Problem: Go through the listing and pick out each line with the word "true" in it.

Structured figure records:
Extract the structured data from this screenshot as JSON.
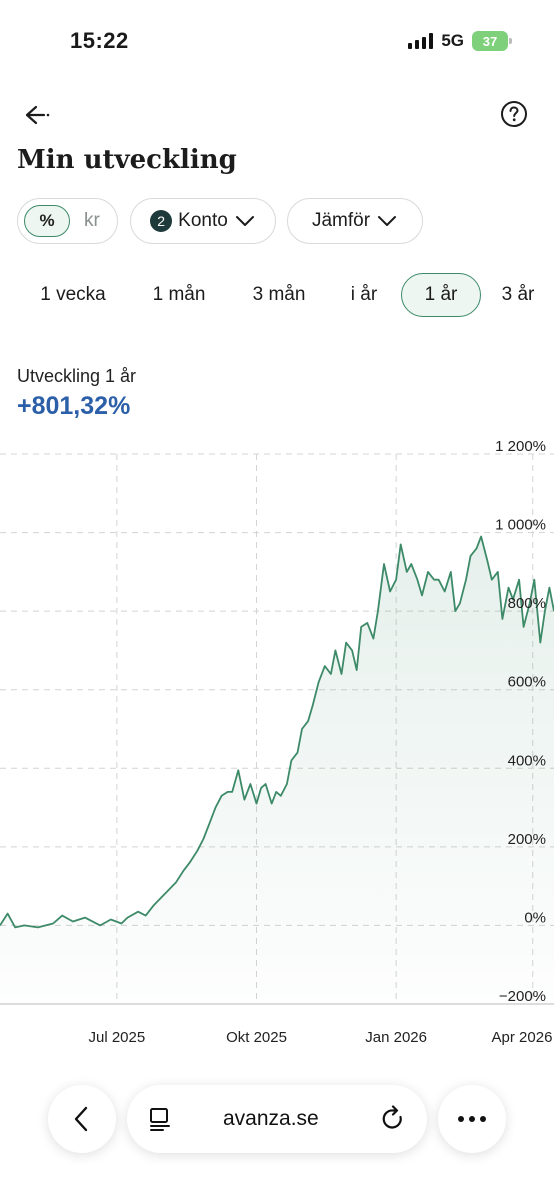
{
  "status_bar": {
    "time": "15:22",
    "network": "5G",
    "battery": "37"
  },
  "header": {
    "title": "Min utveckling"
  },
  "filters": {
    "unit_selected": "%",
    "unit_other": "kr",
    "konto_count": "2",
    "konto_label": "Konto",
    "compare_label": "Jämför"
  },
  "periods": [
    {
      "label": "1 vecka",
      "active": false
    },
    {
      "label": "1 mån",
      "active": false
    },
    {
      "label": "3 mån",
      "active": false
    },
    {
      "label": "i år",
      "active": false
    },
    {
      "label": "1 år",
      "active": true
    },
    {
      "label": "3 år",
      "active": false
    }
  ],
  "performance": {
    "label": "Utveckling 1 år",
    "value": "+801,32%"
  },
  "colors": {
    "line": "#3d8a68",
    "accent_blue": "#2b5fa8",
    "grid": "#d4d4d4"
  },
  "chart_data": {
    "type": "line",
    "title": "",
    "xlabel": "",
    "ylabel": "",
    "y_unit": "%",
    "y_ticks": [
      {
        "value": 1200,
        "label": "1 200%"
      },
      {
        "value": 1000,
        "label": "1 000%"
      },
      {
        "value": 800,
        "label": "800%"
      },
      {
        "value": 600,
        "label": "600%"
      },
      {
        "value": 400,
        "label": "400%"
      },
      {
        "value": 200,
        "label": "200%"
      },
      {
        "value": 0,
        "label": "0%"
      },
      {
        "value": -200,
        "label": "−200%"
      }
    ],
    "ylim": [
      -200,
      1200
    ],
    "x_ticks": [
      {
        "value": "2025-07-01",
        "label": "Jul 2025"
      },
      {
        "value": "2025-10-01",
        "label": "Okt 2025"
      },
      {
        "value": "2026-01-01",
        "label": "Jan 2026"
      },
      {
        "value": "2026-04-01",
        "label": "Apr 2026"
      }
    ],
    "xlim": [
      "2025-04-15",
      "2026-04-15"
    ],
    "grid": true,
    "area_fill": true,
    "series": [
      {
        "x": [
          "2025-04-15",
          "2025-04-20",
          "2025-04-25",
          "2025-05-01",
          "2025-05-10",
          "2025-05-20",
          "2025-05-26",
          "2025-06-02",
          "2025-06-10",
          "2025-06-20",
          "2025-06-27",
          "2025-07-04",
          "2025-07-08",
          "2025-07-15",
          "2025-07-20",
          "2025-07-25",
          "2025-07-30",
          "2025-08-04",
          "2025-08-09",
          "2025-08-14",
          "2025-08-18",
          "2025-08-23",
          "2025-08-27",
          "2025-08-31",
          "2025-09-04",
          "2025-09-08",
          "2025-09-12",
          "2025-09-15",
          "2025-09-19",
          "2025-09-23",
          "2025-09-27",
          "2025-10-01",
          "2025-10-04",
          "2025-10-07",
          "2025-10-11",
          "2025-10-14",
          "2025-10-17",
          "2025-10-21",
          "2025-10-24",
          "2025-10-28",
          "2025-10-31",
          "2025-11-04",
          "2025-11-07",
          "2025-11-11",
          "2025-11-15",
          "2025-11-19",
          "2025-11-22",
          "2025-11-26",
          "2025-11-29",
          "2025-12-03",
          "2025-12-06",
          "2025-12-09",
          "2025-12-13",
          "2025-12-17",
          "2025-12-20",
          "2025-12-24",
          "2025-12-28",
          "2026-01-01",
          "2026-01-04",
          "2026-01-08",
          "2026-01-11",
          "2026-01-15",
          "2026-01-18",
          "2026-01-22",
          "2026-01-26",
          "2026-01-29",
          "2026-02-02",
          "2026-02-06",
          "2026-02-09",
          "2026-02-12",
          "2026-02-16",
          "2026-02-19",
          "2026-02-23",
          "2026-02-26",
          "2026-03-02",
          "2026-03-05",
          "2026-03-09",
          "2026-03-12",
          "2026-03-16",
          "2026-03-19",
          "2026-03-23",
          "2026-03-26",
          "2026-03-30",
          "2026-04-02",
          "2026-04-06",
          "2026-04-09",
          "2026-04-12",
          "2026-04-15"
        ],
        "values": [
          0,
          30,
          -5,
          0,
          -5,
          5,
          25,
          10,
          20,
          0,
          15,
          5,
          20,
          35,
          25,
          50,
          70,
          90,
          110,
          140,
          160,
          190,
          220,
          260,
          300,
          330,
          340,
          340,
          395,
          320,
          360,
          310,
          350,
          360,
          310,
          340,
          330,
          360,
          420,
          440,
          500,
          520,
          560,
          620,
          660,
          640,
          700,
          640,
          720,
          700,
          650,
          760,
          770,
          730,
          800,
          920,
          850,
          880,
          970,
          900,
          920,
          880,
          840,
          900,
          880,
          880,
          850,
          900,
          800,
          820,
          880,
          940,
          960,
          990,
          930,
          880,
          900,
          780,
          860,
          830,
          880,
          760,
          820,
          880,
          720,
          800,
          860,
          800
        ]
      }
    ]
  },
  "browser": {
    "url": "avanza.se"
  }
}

...

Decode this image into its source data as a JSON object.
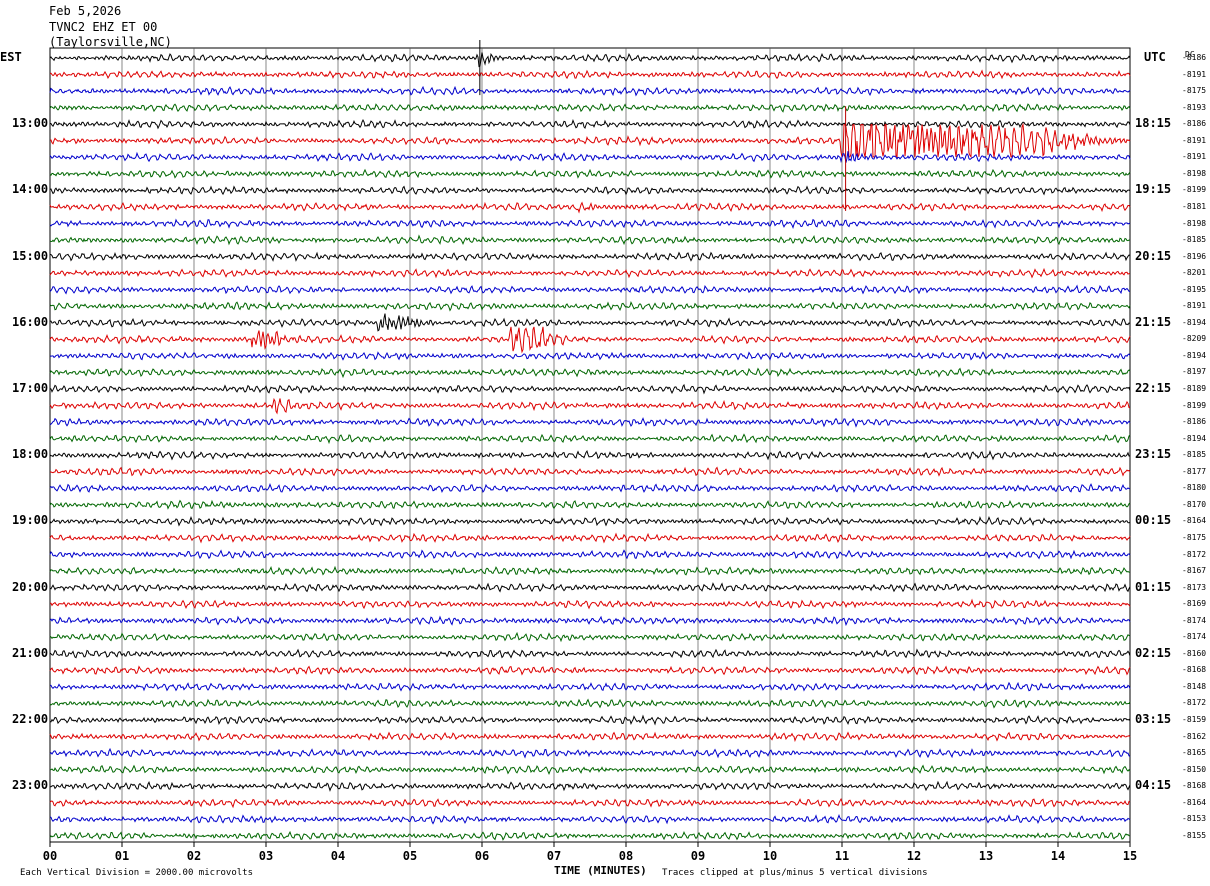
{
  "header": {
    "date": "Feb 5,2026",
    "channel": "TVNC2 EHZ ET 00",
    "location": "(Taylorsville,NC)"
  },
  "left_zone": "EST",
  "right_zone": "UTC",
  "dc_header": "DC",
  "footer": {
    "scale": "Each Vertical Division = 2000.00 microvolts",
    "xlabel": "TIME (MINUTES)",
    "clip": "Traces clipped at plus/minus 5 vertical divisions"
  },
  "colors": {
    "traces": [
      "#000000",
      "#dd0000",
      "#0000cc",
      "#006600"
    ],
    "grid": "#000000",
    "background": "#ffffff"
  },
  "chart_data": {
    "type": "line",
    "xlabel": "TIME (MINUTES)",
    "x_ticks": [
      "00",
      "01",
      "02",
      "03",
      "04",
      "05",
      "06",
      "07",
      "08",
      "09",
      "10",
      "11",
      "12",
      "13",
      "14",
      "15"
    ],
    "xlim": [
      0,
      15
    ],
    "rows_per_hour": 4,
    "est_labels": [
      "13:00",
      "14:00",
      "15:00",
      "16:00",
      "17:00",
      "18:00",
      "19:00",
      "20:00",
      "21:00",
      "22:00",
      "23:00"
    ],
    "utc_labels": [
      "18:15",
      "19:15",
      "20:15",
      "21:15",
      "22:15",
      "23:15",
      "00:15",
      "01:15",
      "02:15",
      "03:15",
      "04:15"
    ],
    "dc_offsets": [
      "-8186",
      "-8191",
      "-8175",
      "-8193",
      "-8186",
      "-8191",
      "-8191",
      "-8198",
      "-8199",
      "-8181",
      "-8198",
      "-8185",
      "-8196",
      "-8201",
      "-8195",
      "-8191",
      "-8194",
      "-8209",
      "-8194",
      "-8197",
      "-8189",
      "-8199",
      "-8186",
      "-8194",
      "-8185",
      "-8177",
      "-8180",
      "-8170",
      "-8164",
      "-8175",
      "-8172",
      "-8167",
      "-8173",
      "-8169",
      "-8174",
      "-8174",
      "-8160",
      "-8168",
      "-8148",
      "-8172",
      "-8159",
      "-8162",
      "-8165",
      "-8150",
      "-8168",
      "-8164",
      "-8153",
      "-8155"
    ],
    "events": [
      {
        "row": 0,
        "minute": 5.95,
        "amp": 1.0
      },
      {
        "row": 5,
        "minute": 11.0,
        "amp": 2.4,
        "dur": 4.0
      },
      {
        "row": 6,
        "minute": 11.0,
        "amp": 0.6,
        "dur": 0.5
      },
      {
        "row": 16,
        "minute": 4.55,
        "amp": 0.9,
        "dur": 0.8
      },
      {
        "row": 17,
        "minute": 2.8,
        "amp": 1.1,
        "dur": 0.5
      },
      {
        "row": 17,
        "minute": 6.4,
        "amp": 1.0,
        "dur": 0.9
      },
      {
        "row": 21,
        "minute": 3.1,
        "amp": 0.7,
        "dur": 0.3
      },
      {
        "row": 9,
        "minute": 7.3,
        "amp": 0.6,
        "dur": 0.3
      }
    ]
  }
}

Reply to the exercise:
      "active": true
    "grid": true,
    "area_fill": true,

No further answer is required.